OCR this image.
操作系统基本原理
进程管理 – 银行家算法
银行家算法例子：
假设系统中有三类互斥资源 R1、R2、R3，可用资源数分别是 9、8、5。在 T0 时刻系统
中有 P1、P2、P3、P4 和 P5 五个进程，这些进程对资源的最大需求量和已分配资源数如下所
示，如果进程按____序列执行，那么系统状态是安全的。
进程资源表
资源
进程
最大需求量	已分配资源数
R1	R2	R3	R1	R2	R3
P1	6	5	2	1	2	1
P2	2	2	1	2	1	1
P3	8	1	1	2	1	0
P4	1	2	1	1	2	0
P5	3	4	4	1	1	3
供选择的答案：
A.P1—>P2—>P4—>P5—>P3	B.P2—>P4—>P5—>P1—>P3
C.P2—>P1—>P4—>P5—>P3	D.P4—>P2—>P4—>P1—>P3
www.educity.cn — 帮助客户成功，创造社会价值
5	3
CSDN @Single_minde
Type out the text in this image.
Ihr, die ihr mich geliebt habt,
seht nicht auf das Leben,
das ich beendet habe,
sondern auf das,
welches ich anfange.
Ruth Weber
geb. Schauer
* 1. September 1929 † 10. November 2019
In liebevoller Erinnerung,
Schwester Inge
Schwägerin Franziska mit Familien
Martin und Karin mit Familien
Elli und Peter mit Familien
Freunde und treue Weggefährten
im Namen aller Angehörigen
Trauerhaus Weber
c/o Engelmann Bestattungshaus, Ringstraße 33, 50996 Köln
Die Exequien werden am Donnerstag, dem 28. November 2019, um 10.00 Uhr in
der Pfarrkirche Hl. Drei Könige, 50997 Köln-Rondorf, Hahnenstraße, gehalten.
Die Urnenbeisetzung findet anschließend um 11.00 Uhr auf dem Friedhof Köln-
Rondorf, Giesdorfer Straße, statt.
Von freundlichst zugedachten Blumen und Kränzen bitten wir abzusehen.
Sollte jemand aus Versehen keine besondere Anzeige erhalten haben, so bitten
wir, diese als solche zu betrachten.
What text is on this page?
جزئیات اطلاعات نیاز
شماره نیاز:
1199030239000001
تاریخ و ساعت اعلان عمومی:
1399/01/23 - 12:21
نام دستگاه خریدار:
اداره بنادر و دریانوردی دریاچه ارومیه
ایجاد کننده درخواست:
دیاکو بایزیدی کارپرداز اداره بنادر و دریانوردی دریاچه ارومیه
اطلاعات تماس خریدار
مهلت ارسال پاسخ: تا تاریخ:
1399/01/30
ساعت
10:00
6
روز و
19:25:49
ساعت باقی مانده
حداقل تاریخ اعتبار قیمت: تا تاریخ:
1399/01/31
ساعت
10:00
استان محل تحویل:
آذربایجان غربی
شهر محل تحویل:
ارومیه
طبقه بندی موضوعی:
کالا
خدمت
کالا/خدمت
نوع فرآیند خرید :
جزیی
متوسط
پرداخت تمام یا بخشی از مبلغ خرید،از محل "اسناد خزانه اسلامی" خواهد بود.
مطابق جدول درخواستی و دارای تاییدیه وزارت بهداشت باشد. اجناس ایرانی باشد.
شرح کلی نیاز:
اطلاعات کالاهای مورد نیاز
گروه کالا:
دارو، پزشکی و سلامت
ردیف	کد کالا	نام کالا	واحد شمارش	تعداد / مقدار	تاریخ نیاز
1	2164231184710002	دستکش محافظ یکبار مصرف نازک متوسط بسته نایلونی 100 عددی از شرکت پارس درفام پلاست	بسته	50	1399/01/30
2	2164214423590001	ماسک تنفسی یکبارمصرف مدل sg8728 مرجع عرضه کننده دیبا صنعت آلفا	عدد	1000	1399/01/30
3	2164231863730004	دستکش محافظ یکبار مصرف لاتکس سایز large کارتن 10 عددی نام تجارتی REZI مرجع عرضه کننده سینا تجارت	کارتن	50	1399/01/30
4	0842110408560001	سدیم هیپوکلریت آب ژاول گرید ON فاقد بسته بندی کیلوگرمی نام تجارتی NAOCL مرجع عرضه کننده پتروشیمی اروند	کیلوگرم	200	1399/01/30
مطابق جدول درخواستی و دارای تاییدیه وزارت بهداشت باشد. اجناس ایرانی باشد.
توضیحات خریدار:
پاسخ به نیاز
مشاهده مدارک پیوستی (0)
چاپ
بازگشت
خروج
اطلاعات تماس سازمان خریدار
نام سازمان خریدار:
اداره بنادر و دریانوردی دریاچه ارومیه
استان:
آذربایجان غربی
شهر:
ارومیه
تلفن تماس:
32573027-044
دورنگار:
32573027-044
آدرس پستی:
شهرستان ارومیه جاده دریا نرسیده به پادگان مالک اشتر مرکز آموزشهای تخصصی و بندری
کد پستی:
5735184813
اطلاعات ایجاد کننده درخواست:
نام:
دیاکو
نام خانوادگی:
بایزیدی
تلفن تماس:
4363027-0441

═══

* _WRITTEN REQUEST_:
Tally the lines above containing "متوسط". Answer with the count only.

* _FULL RESPONSE_:
2